-- Problem details --
Show all lines holding "image".

-- Items --
┄┄┄┄┄┄

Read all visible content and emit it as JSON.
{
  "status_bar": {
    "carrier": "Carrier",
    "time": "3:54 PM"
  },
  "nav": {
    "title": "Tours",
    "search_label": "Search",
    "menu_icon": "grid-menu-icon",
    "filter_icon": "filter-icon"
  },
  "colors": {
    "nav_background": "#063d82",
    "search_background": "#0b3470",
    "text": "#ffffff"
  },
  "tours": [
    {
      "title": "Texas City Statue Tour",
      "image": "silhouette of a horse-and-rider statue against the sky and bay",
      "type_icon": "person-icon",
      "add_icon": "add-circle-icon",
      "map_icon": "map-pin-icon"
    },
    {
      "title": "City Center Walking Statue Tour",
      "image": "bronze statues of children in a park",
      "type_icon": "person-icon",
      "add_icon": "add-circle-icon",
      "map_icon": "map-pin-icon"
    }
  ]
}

┄┄┄┄┄┄

-- Final result --
      "image": "silhouette of a horse-and-rider statue against the sky and bay",
      "image": "bronze statues of children in a park",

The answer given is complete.